【工藤柊×中村多伽】(後編)talikiファンド設立。資金調達で事業と社会課題解決を加速させる
対談

【工藤柊×中村多伽】(後編)talikiファンド設立。資金調達で事業と社会課題解決を加速させる

2021-03-18
#食 #環境 #ファンド

ヴィーガン事業に取り組む工藤柊と、社会起業家のサポート事業を行う中村多伽。前編では、今回の出資に至った経緯や、それぞれが出資先・出資元としてお互いを選んだ理由を語ってもらった。後編では、出資を受けることでブイクックの事業がどう進んでいくのか、また、社会課題に事業で取り組むということについて語ってもらった。

 【プロフィール】
・工藤 柊(くどう しゅう)
株式会社ブイクック代表取締役。ヴィーガン料理のレシピ投稿サイトやヴィーガン惣菜の定期宅配サービス「ブイクックデリ」を運営する。自身も高校3年生の時から、環境問題と動物倫理の観点からヴィーガンを実践。1999年生まれ。
株式会社ブイクック代表取締役・工藤さんのインタビュー記事はこちら

80年後も変わらず桜を見るために。ヴィーガン実践のビジネス

 

・中村 多伽(なかむら たか)
2017年に京都で起業家を支援する仕組みを作るため、talikiを立ち上げる。創業当時から実施しているU30の社会課題を解決する事業の立ち上げ支援を行うプログラム提供の他に、現在は上場企業のオープンイノベーション案件や、地域の金融機関やベンチャーキャピタルと連携して起業家に対する出資のサポートも行なっている。

データ抜粋:
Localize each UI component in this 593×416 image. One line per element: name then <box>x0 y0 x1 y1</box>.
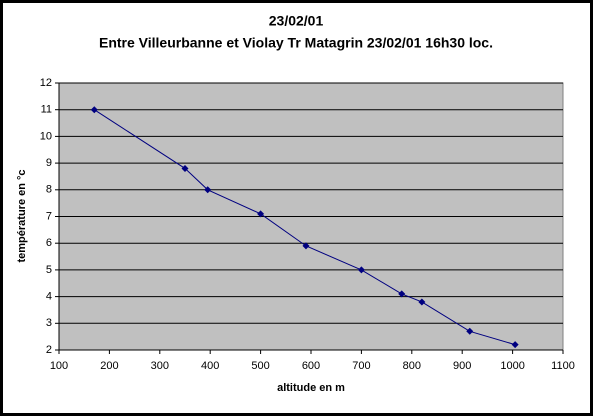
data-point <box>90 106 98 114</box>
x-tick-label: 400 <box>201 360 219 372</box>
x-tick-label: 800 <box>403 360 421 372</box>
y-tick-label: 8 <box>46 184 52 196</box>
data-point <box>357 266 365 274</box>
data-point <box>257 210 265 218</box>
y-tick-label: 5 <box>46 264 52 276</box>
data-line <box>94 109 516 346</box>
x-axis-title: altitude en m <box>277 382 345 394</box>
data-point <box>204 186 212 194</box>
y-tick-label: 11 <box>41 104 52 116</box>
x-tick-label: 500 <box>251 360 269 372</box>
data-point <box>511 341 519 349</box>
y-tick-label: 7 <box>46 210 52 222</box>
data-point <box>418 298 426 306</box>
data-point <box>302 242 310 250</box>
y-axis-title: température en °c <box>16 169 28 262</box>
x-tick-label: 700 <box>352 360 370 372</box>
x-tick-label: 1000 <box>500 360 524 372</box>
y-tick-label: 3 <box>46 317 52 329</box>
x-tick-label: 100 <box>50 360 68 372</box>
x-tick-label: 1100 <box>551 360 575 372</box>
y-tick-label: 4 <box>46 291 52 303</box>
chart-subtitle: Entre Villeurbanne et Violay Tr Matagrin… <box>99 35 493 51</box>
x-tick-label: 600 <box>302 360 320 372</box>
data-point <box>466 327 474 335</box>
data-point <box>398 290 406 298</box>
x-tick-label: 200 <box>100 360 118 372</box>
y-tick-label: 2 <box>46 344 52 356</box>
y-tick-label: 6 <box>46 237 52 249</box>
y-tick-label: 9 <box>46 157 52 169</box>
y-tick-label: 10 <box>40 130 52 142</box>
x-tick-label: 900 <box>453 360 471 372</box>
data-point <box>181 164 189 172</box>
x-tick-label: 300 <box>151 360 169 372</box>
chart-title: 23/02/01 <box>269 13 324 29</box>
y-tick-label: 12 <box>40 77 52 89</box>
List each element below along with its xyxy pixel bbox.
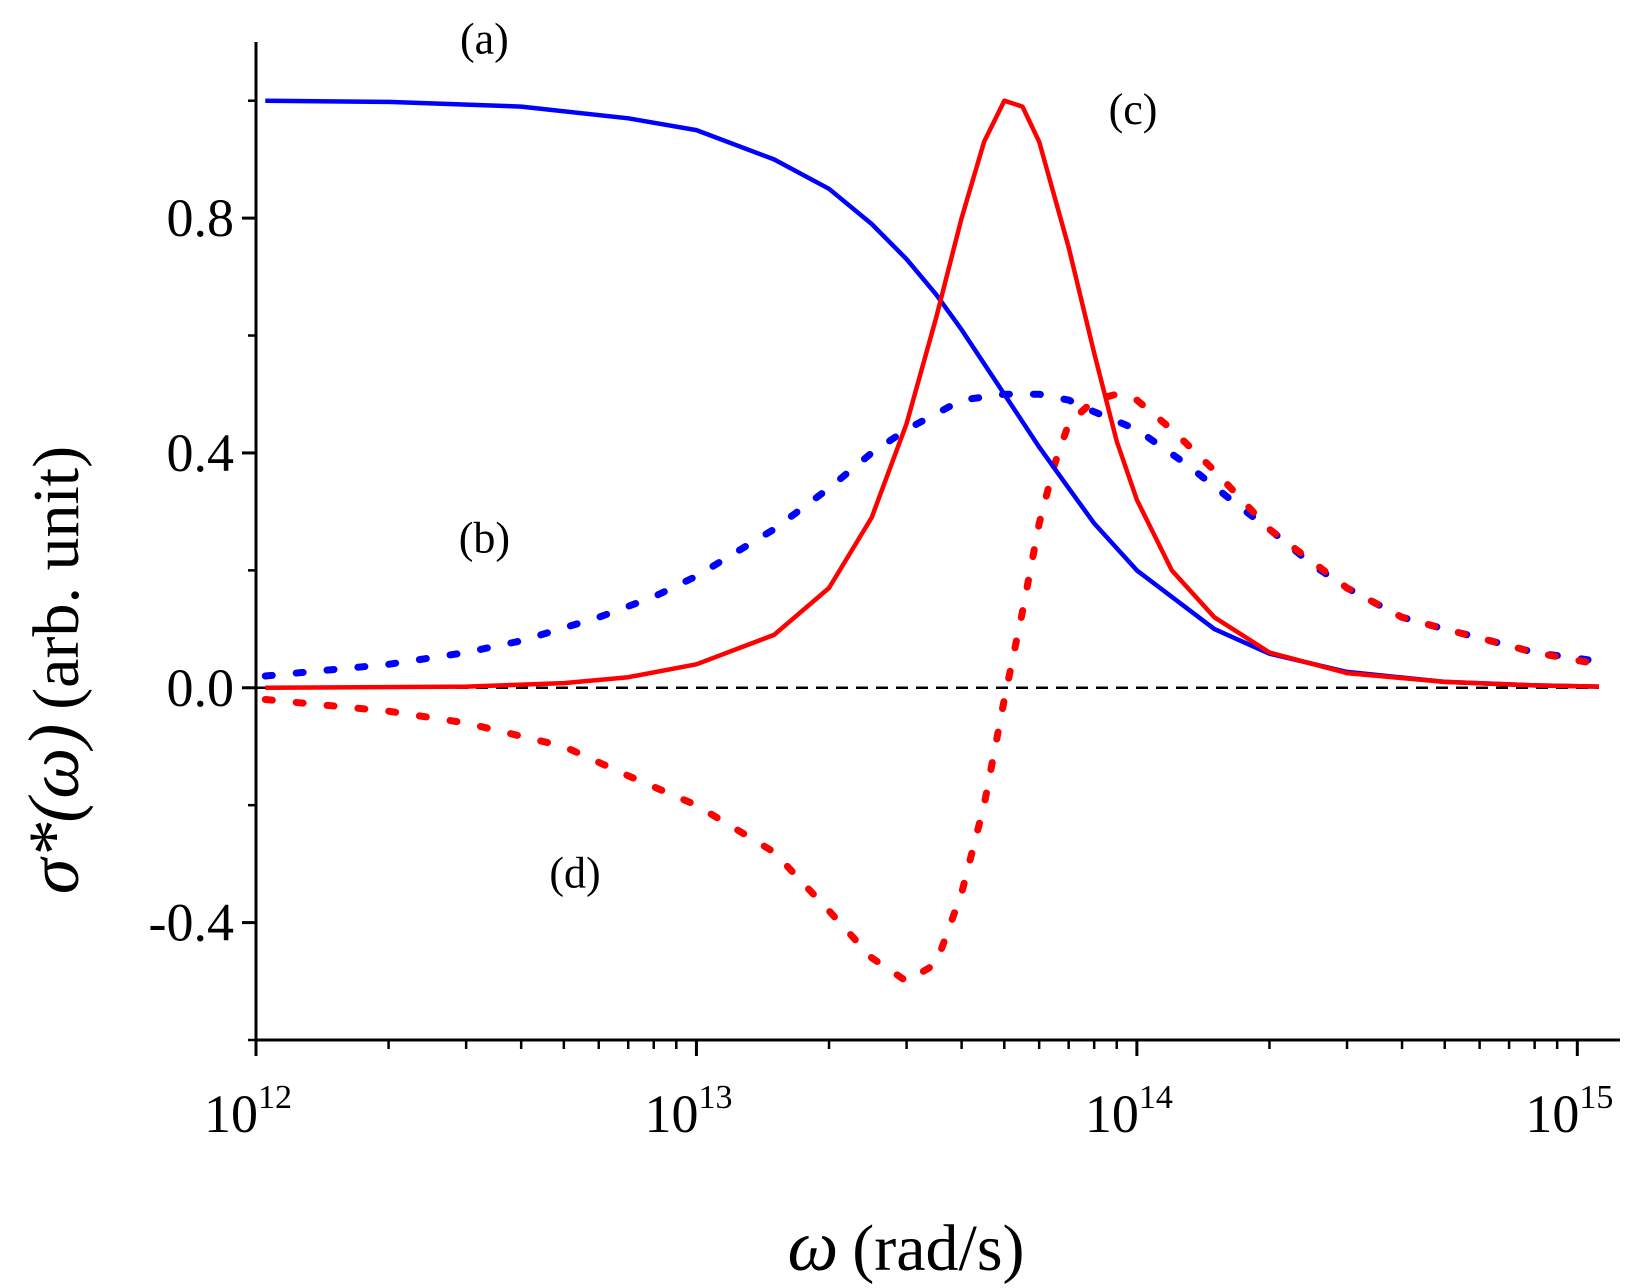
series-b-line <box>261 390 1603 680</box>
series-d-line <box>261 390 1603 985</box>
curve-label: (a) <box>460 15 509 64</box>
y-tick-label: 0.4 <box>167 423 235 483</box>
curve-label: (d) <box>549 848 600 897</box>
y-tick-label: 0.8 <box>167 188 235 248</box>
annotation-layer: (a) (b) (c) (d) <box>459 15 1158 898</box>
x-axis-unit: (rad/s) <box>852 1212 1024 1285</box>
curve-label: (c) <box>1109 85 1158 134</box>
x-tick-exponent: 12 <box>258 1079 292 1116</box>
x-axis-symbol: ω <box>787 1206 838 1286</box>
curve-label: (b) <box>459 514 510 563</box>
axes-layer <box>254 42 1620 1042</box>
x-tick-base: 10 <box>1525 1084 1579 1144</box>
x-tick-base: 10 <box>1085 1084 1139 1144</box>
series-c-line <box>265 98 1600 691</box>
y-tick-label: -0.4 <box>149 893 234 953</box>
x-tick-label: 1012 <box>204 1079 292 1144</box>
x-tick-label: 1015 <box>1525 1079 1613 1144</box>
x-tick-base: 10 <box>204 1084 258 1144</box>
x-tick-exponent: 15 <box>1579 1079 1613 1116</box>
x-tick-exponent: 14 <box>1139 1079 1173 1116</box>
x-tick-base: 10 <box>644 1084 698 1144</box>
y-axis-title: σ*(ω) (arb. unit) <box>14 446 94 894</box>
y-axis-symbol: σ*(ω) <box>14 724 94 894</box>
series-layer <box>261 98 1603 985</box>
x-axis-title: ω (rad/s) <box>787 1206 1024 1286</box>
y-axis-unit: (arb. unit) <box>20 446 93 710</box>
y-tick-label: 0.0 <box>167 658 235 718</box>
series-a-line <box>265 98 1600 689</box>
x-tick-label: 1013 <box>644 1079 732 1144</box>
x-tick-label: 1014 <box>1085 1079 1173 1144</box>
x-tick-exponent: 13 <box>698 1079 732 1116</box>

---

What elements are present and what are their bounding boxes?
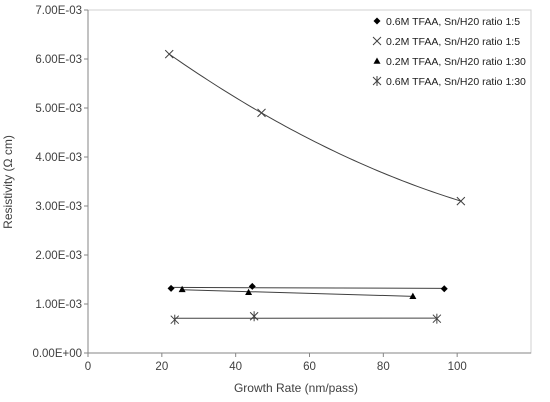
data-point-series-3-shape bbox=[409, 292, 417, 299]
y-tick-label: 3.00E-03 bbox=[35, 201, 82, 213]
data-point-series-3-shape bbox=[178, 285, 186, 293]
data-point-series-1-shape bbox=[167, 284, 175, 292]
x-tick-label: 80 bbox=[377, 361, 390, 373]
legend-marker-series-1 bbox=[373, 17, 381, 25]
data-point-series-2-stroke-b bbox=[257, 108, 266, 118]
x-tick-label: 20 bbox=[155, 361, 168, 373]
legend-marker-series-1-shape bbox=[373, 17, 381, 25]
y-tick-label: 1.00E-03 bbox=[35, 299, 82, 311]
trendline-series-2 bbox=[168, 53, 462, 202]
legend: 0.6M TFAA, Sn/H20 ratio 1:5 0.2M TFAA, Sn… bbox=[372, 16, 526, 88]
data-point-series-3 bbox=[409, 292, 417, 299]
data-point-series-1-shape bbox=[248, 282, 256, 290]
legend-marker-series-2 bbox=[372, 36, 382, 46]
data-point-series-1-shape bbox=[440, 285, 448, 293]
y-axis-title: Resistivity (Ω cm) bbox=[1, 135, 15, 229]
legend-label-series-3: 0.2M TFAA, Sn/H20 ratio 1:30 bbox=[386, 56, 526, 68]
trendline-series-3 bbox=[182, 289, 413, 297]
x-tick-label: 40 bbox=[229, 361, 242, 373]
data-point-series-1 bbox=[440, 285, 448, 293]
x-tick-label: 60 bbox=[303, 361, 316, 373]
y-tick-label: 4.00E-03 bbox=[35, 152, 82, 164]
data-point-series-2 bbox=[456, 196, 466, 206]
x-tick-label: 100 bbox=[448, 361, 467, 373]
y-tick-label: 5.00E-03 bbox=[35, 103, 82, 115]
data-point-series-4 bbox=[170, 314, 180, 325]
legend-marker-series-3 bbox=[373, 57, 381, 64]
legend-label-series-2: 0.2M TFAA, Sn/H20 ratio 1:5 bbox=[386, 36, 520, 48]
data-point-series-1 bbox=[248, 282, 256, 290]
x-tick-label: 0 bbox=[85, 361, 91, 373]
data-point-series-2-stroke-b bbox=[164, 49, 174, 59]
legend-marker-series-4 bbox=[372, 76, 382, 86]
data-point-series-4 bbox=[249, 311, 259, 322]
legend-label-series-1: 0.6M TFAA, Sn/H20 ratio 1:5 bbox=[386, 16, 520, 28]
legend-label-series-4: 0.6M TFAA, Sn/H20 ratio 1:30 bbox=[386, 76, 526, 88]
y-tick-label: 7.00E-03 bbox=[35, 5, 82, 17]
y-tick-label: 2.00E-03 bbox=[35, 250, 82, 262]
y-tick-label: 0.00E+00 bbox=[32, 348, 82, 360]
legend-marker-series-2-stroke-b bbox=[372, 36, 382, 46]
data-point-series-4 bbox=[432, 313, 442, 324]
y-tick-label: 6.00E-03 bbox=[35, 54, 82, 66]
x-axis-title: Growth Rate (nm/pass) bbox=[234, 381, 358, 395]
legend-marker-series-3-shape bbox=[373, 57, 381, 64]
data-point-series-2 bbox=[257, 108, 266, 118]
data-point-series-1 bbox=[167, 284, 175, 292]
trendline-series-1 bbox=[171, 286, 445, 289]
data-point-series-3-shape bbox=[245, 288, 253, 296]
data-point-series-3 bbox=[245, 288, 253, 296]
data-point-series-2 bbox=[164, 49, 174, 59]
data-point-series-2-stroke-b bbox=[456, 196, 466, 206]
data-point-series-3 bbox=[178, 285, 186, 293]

...

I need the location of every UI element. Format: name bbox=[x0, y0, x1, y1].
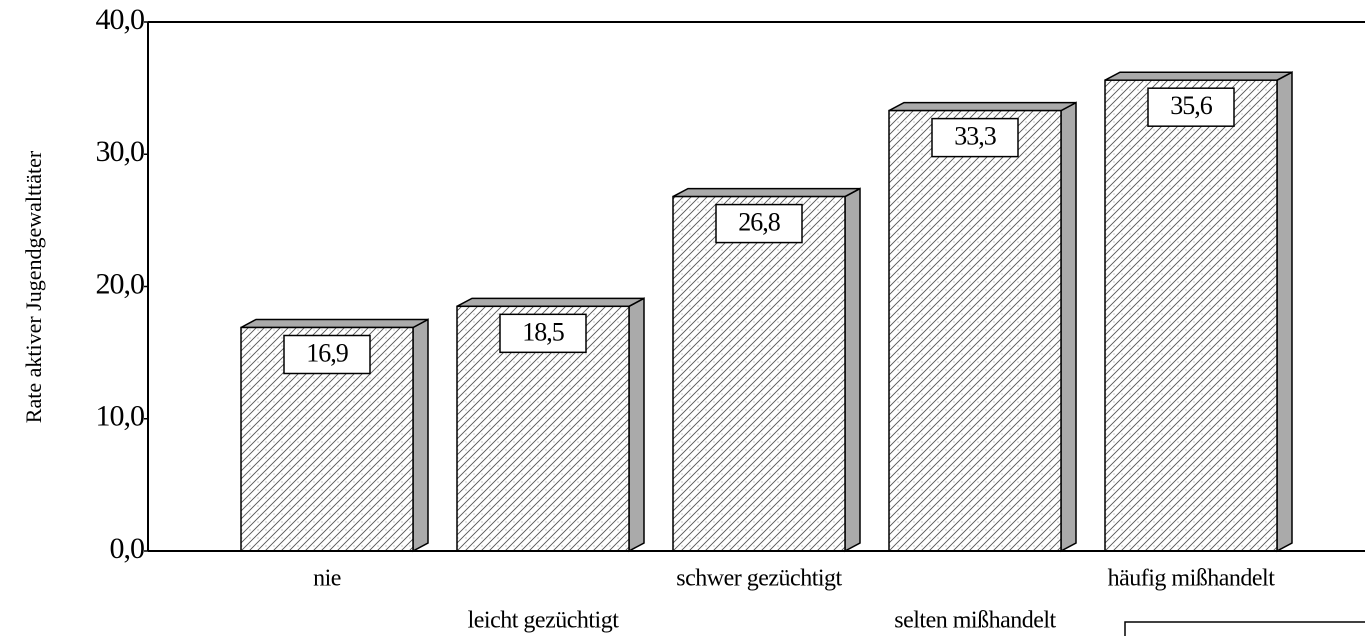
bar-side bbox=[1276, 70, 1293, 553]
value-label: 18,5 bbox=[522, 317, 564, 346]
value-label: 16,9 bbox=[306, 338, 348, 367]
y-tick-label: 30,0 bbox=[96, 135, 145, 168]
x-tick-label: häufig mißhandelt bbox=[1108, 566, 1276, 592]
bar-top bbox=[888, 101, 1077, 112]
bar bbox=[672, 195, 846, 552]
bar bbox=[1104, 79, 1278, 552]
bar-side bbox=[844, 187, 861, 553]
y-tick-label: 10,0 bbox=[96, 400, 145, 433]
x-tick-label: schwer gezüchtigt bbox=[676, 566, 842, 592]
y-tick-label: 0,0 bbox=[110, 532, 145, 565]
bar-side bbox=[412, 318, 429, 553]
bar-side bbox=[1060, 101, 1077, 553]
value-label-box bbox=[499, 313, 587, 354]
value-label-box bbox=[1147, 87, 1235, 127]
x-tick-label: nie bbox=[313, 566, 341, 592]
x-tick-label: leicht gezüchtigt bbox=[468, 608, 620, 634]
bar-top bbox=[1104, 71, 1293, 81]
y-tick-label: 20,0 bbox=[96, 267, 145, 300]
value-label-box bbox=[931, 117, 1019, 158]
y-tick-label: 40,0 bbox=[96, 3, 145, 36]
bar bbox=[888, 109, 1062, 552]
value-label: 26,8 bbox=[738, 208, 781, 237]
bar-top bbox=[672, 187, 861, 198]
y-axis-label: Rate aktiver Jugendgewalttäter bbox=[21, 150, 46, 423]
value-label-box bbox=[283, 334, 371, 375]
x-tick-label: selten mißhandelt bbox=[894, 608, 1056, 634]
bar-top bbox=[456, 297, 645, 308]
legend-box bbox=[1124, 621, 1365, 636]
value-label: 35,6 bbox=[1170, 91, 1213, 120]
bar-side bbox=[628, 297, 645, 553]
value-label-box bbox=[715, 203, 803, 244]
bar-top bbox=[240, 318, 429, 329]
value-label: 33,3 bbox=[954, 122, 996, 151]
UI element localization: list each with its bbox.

課題:
工藤柊と中村多伽の対談記事を、途切れたところから書き継ぐこと。 これらの行は対談記事とは関係がない。

解答:
株式会社taliki代表取締役・中村のインタビュー記事はこちら

経済的成功はgiveの精神から【前編】

人に投資し、事業を加速させたい

―今回の出資を受けて、ブイクックはどのような影響があるのでしょうか?

工藤柊(以下、工藤):お金を使いたいなと思っているのは基本的に人件費です。これまでは役員社員が僕一人という形でやってきて、他の方には業務委託として関わってもらっていました。今回の出資を受け、何名かを社員として迎え入れるつもりです。週に数時間関わってくれていた人が、今後は週5で関わってくれるのは有り難いですね。そうすることで事業の進み具合も2倍、3倍になると思います。やることはこれまでと変わらないけど、その速度を高めていきたいです。

 

―今後の事業の方向性はどうなるのでしょう?

工藤:2021年は、ブイクックの基盤となるビジネスモデルを作ることを目標に取り組もうと思っています。ヴィーガン惣菜の定期宅配サービスである「ブイクックデリ」を進めていくつもりです。メニュー数の増加やパーソナライズなどができるように、どんどん会員数が増えていくような良いサービスにしていきたいです。

 

中村多伽(以下、中村):そこにtalikiが出資することでどんな寄与ができるかについて、壁打ち相手になるとか人を紹介するということにプラスして特徴的なのが、ファンドに出資してくださっているパートナー企業さんのリソースを活用できるようになっていることです。例えば、店舗に商品を卸させていただいたり、ポップアップを試験的にさせていただいたりということも視野に入れています。もちろんブイクックの事業フェーズによって必要なリソースは変化すると思うので、そこに合わせたご支援ができればなと思っています。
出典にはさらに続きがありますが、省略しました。